Transcribe the records in full, keeping every character as it is.

↓↓↓

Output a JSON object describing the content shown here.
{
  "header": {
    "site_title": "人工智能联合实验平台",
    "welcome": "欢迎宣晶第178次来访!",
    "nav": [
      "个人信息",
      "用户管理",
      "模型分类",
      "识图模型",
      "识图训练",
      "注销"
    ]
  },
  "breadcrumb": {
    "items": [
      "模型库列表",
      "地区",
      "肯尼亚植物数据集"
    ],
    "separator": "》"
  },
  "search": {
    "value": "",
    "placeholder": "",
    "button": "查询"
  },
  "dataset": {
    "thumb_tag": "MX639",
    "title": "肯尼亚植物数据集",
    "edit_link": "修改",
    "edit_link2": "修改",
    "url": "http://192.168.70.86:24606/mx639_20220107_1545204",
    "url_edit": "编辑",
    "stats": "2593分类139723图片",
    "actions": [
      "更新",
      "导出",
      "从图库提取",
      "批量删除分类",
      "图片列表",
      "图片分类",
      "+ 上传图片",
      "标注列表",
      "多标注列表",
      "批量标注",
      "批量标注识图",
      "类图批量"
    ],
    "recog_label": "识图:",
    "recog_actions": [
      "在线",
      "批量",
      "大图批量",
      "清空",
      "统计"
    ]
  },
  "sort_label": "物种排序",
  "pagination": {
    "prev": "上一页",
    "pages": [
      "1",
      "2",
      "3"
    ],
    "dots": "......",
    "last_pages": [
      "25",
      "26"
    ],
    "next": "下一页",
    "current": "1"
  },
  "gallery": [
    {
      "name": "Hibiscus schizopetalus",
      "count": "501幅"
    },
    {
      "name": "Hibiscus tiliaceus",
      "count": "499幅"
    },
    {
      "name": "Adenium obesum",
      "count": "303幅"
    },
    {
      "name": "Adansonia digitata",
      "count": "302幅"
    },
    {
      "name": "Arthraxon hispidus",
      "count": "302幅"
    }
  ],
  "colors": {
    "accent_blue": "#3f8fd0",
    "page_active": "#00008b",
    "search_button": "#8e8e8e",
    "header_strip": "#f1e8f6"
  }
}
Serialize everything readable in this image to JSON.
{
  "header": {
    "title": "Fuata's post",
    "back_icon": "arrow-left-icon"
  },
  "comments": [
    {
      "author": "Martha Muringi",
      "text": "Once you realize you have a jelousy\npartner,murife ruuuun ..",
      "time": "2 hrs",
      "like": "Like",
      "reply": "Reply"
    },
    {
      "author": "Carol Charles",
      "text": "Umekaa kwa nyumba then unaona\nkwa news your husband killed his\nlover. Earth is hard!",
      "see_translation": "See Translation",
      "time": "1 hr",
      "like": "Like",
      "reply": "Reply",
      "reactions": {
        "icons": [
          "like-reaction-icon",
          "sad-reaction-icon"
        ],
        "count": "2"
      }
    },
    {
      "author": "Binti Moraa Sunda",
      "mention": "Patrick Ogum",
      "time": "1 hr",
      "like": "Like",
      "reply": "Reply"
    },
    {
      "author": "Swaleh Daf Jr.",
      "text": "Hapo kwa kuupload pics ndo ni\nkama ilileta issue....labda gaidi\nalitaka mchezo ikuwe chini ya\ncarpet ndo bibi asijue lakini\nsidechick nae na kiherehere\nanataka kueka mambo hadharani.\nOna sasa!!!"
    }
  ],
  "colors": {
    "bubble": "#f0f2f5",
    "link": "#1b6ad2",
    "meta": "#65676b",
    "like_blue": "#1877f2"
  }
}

↑↑↑

[RESPONSE TO THE TASK]:
Output a JSON object describing the content shown here.
{
  "header": {
    "site_title": "人工智能联合实验平台",
    "welcome": "欢迎宣晶第178次来访!",
    "nav": [
      "个人信息",
      "用户管理",
      "模型分类",
      "识图模型",
      "识图训练",
      "注销"
    ]
  },
  "breadcrumb": {
    "items": [
      "模型库列表",
      "地区",
      "肯尼亚植物数据集"
    ],
    "separator": "》"
  },
  "search": {
    "value": "",
    "placeholder": "",
    "button": "查询"
  },
  "dataset": {
    "thumb_tag": "MX639",
    "title": "肯尼亚植物数据集",
    "edit_link": "修改",
    "edit_link2": "修改",
    "url": "http://192.168.70.86:24606/mx639_20220107_1545204",
    "url_edit": "编辑",
    "stats": "2593分类139723图片",
    "actions": [
      "更新",
      "导出",
      "从图库提取",
      "批量删除分类",
      "图片列表",
      "图片分类",
      "+ 上传图片",
      "标注列表",
      "多标注列表",
      "批量标注",
      "批量标注识图",
      "类图批量"
    ],
    "recog_label": "识图:",
    "recog_actions": [
      "在线",
      "批量",
      "大图批量",
      "清空",
      "统计"
    ]
  },
  "sort_label": "物种排序",
  "pagination": {
    "prev": "上一页",
    "pages": [
      "1",
      "2",
      "3"
    ],
    "dots": "......",
    "last_pages": [
      "25",
      "26"
    ],
    "next": "下一页",
    "current": "1"
  },
  "gallery": [
    {
      "name": "Hibiscus schizopetalus",
      "count": "501幅"
    },
    {
      "name": "Hibiscus tiliaceus",
      "count": "499幅"
    },
    {
      "name": "Adenium obesum",
      "count": "303幅"
    },
    {
      "name": "Adansonia digitata",
      "count": "302幅"
    },
    {
      "name": "Arthraxon hispidus",
      "count": "302幅"
    }
  ],
  "colors": {
    "accent_blue": "#3f8fd0",
    "page_active": "#00008b",
    "search_button": "#8e8e8e",
    "header_strip": "#f1e8f6"
  }
}
Serialize everything readable in this image to JSON.
{
  "header": {
    "title": "Fuata's post",
    "back_icon": "arrow-left-icon"
  },
  "comments": [
    {
      "author": "Martha Muringi",
      "text": "Once you realize you have a jelousy\npartner,murife ruuuun ..",
      "time": "2 hrs",
      "like": "Like",
      "reply": "Reply"
    },
    {
      "author": "Carol Charles",
      "text": "Umekaa kwa nyumba then unaona\nkwa news your husband killed his\nlover. Earth is hard!",
      "see_translation": "See Translation",
      "time": "1 hr",
      "like": "Like",
      "reply": "Reply",
      "reactions": {
        "icons": [
          "like-reaction-icon",
          "sad-reaction-icon"
        ],
        "count": "2"
      }
    },
    {
      "author": "Binti Moraa Sunda",
      "mention": "Patrick Ogum",
      "time": "1 hr",
      "like": "Like",
      "reply": "Reply"
    },
    {
      "author": "Swaleh Daf Jr.",
      "text": "Hapo kwa kuupload pics ndo ni\nkama ilileta issue....labda gaidi\nalitaka mchezo ikuwe chini ya\ncarpet ndo bibi asijue lakini\nsidechick nae na kiherehere\nanataka kueka mambo hadharani.\nOna sasa!!!"
    }
  ],
  "colors": {
    "bubble": "#f0f2f5",
    "link": "#1b6ad2",
    "meta": "#65676b",
    "like_blue": "#1877f2"
  }
}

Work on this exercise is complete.